(INPUT ROWS):

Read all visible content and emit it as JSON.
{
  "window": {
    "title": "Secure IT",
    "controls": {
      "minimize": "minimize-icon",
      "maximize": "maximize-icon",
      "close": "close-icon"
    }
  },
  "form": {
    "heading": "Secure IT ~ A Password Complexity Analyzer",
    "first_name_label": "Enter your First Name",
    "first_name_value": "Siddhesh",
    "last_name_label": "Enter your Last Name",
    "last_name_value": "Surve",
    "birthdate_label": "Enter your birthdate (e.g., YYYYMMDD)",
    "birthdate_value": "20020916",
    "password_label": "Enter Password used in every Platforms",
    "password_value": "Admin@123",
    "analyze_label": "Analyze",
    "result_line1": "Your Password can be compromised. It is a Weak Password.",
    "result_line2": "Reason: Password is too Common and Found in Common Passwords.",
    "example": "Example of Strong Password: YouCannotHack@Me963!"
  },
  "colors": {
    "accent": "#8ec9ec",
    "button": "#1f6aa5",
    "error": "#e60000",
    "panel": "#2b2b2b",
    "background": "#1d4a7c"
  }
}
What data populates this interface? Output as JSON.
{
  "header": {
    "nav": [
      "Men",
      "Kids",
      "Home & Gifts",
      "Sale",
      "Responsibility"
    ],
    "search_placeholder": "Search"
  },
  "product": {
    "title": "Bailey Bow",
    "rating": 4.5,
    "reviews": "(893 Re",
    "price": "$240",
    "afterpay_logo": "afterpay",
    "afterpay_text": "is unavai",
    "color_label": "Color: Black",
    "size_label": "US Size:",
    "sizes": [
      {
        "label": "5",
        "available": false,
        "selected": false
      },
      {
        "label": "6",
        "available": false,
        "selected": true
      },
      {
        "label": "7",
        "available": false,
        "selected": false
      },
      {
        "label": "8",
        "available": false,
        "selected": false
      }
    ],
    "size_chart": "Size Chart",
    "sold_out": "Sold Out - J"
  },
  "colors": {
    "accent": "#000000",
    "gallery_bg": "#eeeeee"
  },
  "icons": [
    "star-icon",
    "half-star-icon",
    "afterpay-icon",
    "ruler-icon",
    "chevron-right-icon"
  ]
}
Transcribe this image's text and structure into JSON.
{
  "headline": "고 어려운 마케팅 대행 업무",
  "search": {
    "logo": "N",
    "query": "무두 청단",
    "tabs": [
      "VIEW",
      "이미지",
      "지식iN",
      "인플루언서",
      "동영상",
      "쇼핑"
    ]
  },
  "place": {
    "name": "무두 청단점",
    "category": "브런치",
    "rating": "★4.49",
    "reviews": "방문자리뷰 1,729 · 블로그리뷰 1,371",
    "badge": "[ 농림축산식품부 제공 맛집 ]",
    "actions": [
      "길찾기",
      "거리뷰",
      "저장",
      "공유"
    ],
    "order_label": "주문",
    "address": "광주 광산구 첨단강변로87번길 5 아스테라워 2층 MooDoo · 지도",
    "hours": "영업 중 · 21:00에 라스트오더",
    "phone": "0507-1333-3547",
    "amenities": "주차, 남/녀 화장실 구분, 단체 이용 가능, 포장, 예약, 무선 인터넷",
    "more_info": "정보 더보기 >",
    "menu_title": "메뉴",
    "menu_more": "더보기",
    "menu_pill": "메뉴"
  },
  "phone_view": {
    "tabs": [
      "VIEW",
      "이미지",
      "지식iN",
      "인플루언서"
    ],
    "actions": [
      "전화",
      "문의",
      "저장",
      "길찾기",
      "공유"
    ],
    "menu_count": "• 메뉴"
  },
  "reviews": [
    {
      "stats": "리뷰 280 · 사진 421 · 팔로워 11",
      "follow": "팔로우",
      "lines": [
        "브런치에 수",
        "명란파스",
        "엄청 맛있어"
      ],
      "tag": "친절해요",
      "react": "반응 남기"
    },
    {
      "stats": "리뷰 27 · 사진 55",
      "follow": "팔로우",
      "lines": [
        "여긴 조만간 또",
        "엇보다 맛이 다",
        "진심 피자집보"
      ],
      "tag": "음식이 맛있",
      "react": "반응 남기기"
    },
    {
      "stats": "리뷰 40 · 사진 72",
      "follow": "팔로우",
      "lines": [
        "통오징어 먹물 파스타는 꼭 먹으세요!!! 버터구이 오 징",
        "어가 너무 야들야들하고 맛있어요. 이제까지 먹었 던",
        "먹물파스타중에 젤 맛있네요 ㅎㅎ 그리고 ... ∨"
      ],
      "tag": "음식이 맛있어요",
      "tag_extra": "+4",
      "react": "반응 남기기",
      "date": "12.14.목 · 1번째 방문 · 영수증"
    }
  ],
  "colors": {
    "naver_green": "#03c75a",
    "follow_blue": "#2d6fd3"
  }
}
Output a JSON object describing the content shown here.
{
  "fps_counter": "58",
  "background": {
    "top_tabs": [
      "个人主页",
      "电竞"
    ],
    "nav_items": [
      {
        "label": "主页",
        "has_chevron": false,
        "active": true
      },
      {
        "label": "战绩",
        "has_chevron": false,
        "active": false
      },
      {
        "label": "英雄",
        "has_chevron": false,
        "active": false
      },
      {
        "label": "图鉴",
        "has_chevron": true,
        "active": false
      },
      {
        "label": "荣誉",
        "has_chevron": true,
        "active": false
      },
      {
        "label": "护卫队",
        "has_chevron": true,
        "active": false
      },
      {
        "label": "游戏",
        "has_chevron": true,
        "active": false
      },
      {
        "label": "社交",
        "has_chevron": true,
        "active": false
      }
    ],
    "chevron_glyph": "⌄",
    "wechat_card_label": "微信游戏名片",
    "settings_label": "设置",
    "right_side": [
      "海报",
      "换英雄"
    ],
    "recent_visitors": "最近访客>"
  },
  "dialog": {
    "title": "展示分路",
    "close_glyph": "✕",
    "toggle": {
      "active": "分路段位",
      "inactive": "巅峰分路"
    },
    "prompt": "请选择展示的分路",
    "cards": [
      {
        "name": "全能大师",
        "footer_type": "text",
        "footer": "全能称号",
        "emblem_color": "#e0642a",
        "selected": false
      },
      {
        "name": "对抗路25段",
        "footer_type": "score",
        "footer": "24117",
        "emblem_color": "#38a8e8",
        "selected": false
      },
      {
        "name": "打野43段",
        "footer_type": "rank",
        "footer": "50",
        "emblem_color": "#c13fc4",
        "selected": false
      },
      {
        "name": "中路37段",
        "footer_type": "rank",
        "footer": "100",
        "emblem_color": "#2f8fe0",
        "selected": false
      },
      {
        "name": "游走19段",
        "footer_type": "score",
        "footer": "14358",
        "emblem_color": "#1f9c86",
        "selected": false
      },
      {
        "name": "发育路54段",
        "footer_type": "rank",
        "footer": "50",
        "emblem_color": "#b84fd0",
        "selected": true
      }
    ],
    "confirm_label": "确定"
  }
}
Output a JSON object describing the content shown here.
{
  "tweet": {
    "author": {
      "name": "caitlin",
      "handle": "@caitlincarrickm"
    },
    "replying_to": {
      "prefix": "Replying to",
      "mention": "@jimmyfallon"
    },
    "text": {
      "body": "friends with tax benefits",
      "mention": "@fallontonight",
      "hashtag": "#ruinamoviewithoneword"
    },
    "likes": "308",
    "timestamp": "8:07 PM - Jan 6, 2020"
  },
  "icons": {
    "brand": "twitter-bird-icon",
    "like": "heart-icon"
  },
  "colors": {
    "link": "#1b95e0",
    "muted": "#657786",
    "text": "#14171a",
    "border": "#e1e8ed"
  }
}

(STATED PROBLEM): In the records above, collect each line with "this".

(RESULT):
What data populates this interface? Output as JSON.
Transcribe this image's text and structure into JSON.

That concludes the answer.